[Extracted records]
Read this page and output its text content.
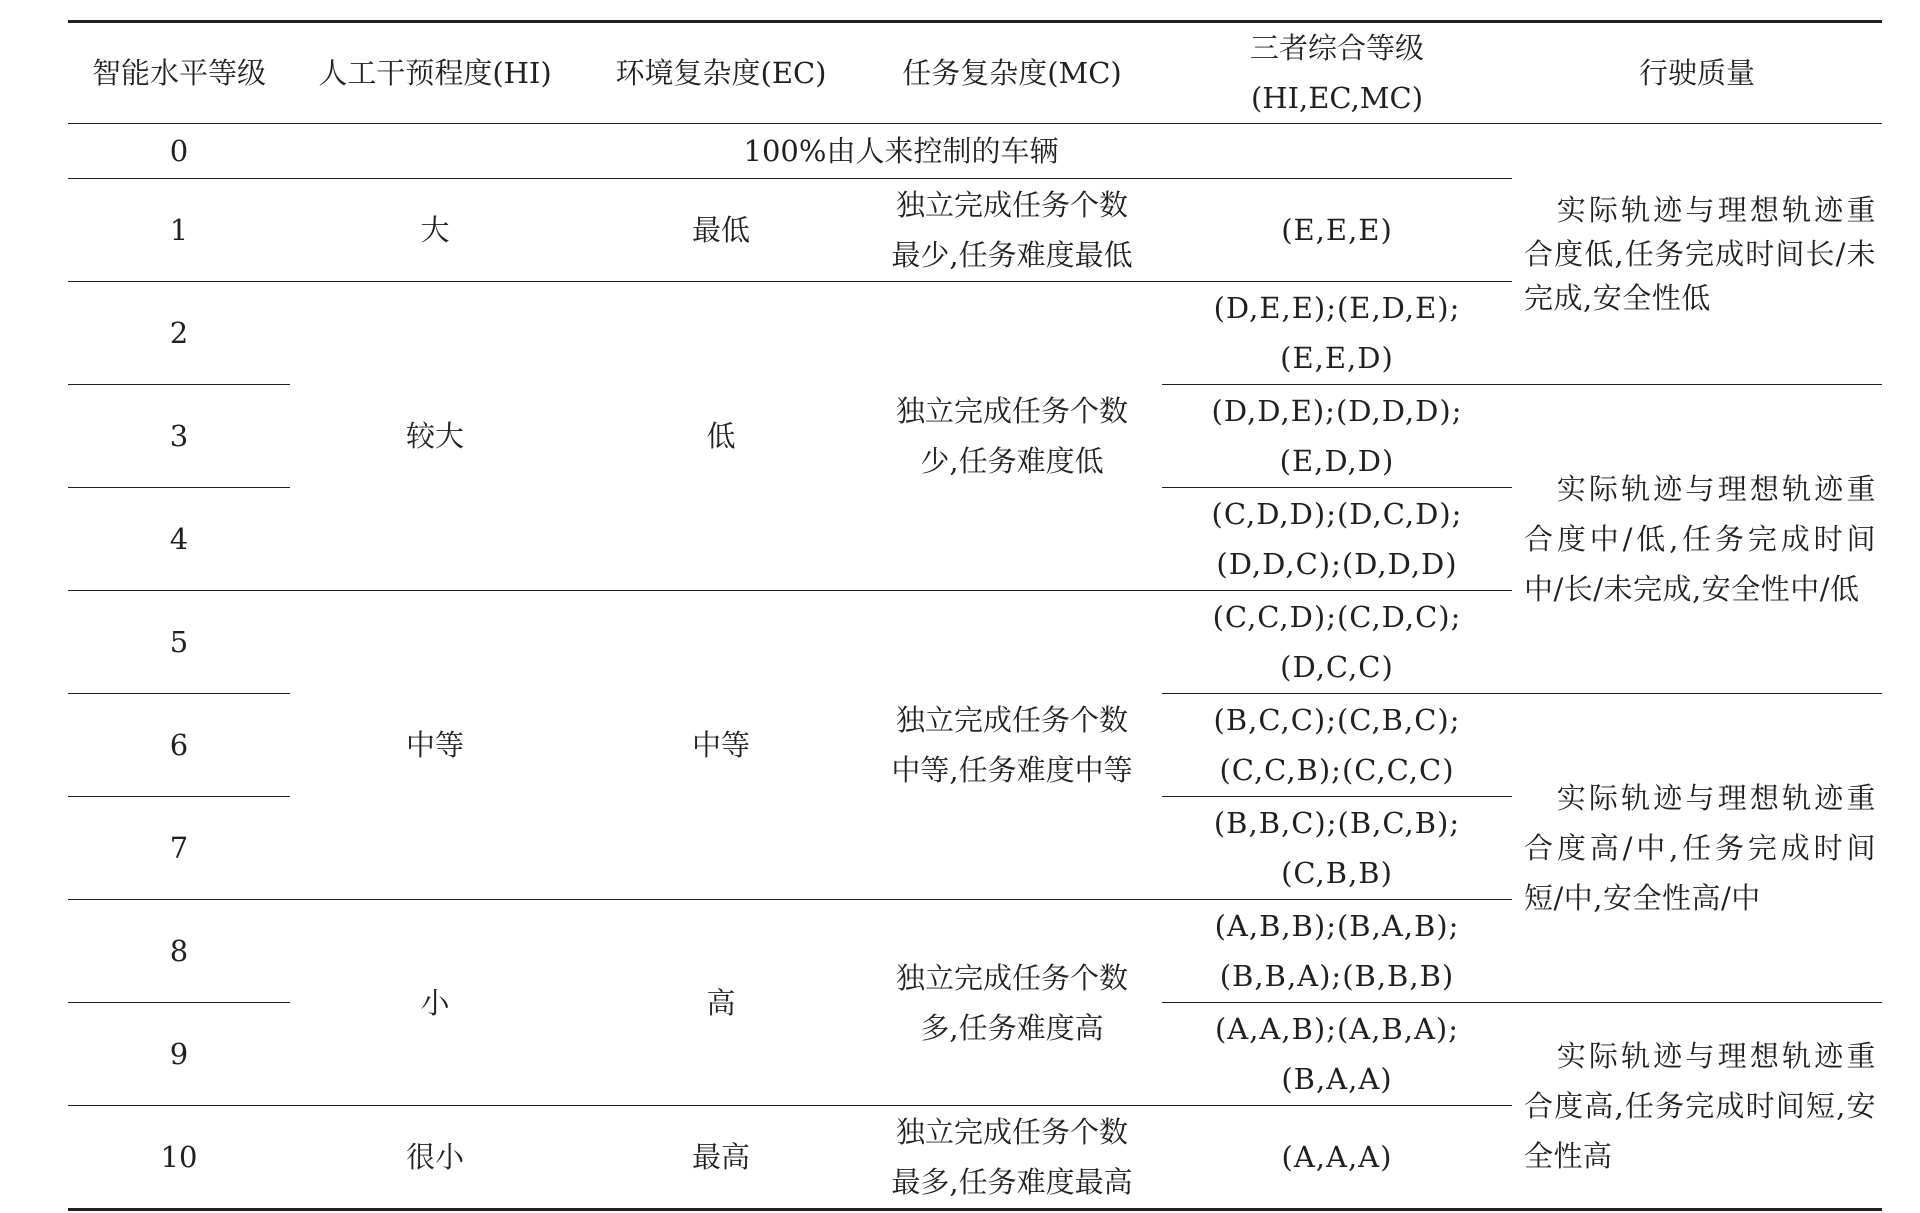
智能水平等级	人工干预程度(HI)	环境复杂度(EC)	任务复杂度(MC)	三者综合等级
(HI,EC,MC)	行驶质量
0	100%由人来控制的车辆				实际轨迹与理想轨迹重合度低,任务完成时间长/未完成,安全性低
1	大	最低	独立完成任务个数
最少,任务难度最低	(E,E,E)	
2	较大	低	独立完成任务个数
少,任务难度低	(D,E,E);(E,D,E);
(E,E,D)	
3				(D,D,E);(D,D,D);
(E,D,D)	实际轨迹与理想轨迹重合度中/低,任务完成时间中/长/未完成,安全性中/低
4				(C,D,D);(D,C,D);
(D,D,C);(D,D,D)	
5	中等	中等	独立完成任务个数
中等,任务难度中等	(C,C,D);(C,D,C);
(D,C,C)	
6				(B,C,C);(C,B,C);
(C,C,B);(C,C,C)	实际轨迹与理想轨迹重合度高/中,任务完成时间短/中,安全性高/中
7				(B,B,C);(B,C,B);
(C,B,B)	
8	小	高	独立完成任务个数
多,任务难度高	(A,B,B);(B,A,B);
(B,B,A);(B,B,B)	
9				(A,A,B);(A,B,A);
(B,A,A)	实际轨迹与理想轨迹重合度高,任务完成时间短,安全性高
10	很小	最高	独立完成任务个数
最多,任务难度最高	(A,A,A)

[Description of the task]
Please repeat the entries exactly. Do not include the pictures.

[Solution]
Read this page and output its text content.
智能水平等级	人工干预程度(HI)	环境复杂度(EC)	任务复杂度(MC)	三者综合等级
(HI,EC,MC)	行驶质量
0	100%由人来控制的车辆				实际轨迹与理想轨迹重合度低,任务完成时间长/未完成,安全性低
1	大	最低	独立完成任务个数
最少,任务难度最低	(E,E,E)	
2	较大	低	独立完成任务个数
少,任务难度低	(D,E,E);(E,D,E);
(E,E,D)	
3				(D,D,E);(D,D,D);
(E,D,D)	实际轨迹与理想轨迹重合度中/低,任务完成时间中/长/未完成,安全性中/低
4				(C,D,D);(D,C,D);
(D,D,C);(D,D,D)	
5	中等	中等	独立完成任务个数
中等,任务难度中等	(C,C,D);(C,D,C);
(D,C,C)	
6				(B,C,C);(C,B,C);
(C,C,B);(C,C,C)	实际轨迹与理想轨迹重合度高/中,任务完成时间短/中,安全性高/中
7				(B,B,C);(B,C,B);
(C,B,B)	
8	小	高	独立完成任务个数
多,任务难度高	(A,B,B);(B,A,B);
(B,B,A);(B,B,B)	
9				(A,A,B);(A,B,A);
(B,A,A)	实际轨迹与理想轨迹重合度高,任务完成时间短,安全性高
10	很小	最高	独立完成任务个数
最多,任务难度最高	(A,A,A)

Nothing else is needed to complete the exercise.